Excerpted data |
☆ ☆ ☆ ☆ ☆
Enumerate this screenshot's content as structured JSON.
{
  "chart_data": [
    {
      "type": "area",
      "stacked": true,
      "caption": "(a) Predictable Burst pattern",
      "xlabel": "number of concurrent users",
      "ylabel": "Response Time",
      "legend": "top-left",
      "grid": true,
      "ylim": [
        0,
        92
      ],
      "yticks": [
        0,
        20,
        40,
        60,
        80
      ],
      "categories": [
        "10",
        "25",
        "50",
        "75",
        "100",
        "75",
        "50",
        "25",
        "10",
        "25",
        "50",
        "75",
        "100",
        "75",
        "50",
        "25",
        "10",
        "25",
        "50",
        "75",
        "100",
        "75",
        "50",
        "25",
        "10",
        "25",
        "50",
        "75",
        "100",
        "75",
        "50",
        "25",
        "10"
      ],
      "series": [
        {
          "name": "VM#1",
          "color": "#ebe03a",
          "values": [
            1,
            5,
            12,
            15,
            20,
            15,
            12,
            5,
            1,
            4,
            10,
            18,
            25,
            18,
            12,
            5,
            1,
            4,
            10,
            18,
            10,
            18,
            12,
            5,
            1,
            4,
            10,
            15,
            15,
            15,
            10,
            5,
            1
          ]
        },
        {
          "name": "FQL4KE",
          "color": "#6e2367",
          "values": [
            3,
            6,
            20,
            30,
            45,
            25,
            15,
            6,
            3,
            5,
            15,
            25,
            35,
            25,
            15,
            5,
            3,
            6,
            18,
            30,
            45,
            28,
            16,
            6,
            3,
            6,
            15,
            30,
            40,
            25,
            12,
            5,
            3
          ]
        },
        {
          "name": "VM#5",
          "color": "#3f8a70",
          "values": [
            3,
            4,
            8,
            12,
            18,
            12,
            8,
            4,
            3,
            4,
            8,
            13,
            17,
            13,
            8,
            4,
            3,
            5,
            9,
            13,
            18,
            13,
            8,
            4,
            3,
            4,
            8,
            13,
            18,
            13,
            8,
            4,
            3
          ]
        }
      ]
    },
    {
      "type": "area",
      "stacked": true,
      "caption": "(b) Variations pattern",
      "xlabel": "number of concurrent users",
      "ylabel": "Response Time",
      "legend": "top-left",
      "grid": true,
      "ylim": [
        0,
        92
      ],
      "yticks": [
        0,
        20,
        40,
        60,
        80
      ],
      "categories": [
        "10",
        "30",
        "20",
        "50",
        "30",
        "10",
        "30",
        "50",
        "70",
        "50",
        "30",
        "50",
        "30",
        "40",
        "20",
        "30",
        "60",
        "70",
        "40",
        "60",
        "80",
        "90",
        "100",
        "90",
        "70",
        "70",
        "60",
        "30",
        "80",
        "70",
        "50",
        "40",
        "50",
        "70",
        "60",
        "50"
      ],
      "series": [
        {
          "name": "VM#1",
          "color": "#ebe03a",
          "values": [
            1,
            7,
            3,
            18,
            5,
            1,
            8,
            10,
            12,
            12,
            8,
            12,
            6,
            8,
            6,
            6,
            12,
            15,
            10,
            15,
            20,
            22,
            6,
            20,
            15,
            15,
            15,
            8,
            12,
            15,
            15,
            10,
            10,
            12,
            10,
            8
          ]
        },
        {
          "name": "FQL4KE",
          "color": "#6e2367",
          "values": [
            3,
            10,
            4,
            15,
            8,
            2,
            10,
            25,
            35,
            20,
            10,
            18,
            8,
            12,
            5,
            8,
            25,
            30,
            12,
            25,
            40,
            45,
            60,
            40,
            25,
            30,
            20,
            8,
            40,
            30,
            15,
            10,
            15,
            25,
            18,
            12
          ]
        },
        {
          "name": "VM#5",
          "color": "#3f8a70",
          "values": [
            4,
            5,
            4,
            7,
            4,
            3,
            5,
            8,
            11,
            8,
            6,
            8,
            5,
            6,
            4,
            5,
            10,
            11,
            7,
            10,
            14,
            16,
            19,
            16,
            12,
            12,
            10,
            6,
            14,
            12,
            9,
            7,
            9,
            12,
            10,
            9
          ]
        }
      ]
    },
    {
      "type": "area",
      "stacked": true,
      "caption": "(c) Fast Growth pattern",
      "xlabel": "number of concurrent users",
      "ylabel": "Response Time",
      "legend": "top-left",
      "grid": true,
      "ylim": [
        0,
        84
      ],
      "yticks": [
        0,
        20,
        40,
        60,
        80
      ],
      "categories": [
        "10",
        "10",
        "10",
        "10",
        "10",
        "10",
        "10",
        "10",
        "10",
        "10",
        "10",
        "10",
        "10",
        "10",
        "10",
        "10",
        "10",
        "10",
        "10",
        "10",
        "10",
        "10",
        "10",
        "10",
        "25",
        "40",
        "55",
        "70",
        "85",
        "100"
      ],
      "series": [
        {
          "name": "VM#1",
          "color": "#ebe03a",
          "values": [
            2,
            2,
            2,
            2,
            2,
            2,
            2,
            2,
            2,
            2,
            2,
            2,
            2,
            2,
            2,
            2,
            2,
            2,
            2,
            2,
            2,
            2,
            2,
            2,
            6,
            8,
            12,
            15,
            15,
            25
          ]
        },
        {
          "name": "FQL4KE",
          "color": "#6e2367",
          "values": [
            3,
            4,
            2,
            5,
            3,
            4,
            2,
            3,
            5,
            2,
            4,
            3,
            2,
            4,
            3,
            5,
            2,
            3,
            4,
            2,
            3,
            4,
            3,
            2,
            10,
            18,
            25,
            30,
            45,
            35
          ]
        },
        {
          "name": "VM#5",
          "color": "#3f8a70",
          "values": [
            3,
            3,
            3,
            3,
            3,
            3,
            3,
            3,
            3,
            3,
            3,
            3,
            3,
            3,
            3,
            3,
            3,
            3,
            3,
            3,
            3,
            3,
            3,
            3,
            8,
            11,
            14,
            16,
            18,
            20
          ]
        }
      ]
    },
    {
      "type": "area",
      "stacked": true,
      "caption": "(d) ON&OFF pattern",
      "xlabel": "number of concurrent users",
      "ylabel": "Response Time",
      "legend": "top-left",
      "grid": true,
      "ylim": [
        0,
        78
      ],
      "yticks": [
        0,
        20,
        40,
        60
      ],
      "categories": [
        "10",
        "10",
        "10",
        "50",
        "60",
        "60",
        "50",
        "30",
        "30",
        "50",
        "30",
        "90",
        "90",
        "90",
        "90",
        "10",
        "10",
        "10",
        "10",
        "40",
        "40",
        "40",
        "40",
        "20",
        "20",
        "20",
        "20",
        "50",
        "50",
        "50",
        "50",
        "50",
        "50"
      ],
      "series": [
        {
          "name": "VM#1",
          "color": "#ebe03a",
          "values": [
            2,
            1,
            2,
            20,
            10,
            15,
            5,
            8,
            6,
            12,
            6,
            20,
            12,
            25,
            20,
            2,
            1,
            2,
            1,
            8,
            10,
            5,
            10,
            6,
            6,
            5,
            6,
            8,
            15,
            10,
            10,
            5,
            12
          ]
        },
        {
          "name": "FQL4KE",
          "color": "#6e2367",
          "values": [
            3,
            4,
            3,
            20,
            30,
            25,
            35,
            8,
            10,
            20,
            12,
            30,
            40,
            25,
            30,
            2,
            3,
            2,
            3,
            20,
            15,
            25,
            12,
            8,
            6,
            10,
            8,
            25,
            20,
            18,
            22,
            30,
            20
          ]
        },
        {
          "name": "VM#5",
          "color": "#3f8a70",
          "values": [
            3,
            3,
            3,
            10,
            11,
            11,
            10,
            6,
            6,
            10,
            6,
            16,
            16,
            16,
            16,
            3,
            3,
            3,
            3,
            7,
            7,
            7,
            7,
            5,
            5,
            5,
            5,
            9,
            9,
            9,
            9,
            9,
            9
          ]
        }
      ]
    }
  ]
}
☆ ☆ ☆ ☆ ☆
Required work |
Go through the material and copy out every line with "pattern" in it.

Task answer |
      "caption": "(a) Predictable Burst pattern",
      "caption": "(b) Variations pattern",
      "caption": "(c) Fast Growth pattern",
      "caption": "(d) ON&OFF pattern",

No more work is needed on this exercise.